=== TASK REQUIREMENTS ===
Repeat the material exactly, every line of it.

Dataset entries:

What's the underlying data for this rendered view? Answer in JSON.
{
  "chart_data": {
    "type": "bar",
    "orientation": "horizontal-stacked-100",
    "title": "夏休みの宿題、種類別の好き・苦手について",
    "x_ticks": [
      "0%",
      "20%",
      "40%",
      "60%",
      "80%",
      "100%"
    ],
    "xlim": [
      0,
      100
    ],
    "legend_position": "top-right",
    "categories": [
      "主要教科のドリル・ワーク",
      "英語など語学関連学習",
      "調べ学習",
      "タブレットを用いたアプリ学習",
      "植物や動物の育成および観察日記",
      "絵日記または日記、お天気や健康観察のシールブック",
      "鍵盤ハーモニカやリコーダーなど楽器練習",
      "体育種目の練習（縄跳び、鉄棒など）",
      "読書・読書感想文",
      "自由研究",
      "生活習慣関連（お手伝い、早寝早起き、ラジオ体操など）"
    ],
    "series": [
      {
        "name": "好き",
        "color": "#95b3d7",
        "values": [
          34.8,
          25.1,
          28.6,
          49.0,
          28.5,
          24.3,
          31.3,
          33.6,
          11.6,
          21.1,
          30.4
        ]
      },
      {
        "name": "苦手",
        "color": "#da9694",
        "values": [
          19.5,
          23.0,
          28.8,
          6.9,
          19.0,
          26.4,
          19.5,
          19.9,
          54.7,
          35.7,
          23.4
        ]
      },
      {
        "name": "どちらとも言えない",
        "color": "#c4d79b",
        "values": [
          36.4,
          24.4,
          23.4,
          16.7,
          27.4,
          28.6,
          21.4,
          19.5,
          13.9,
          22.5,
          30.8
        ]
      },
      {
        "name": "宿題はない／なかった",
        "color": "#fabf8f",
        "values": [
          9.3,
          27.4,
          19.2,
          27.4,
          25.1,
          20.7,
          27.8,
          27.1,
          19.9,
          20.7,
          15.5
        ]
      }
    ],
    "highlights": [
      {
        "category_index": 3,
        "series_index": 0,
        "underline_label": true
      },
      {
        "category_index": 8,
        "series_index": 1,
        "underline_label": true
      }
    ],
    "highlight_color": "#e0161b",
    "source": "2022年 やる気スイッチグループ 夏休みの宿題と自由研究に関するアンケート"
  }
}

=== CORRECT RESPONSE ===
What's the underlying data for this rendered view? Answer in JSON.
{
  "chart_data": {
    "type": "bar",
    "orientation": "horizontal-stacked-100",
    "title": "夏休みの宿題、種類別の好き・苦手について",
    "x_ticks": [
      "0%",
      "20%",
      "40%",
      "60%",
      "80%",
      "100%"
    ],
    "xlim": [
      0,
      100
    ],
    "legend_position": "top-right",
    "categories": [
      "主要教科のドリル・ワーク",
      "英語など語学関連学習",
      "調べ学習",
      "タブレットを用いたアプリ学習",
      "植物や動物の育成および観察日記",
      "絵日記または日記、お天気や健康観察のシールブック",
      "鍵盤ハーモニカやリコーダーなど楽器練習",
      "体育種目の練習（縄跳び、鉄棒など）",
      "読書・読書感想文",
      "自由研究",
      "生活習慣関連（お手伝い、早寝早起き、ラジオ体操など）"
    ],
    "series": [
      {
        "name": "好き",
        "color": "#95b3d7",
        "values": [
          34.8,
          25.1,
          28.6,
          49.0,
          28.5,
          24.3,
          31.3,
          33.6,
          11.6,
          21.1,
          30.4
        ]
      },
      {
        "name": "苦手",
        "color": "#da9694",
        "values": [
          19.5,
          23.0,
          28.8,
          6.9,
          19.0,
          26.4,
          19.5,
          19.9,
          54.7,
          35.7,
          23.4
        ]
      },
      {
        "name": "どちらとも言えない",
        "color": "#c4d79b",
        "values": [
          36.4,
          24.4,
          23.4,
          16.7,
          27.4,
          28.6,
          21.4,
          19.5,
          13.9,
          22.5,
          30.8
        ]
      },
      {
        "name": "宿題はない／なかった",
        "color": "#fabf8f",
        "values": [
          9.3,
          27.4,
          19.2,
          27.4,
          25.1,
          20.7,
          27.8,
          27.1,
          19.9,
          20.7,
          15.5
        ]
      }
    ],
    "highlights": [
      {
        "category_index": 3,
        "series_index": 0,
        "underline_label": true
      },
      {
        "category_index": 8,
        "series_index": 1,
        "underline_label": true
      }
    ],
    "highlight_color": "#e0161b",
    "source": "2022年 やる気スイッチグループ 夏休みの宿題と自由研究に関するアンケート"
  }
}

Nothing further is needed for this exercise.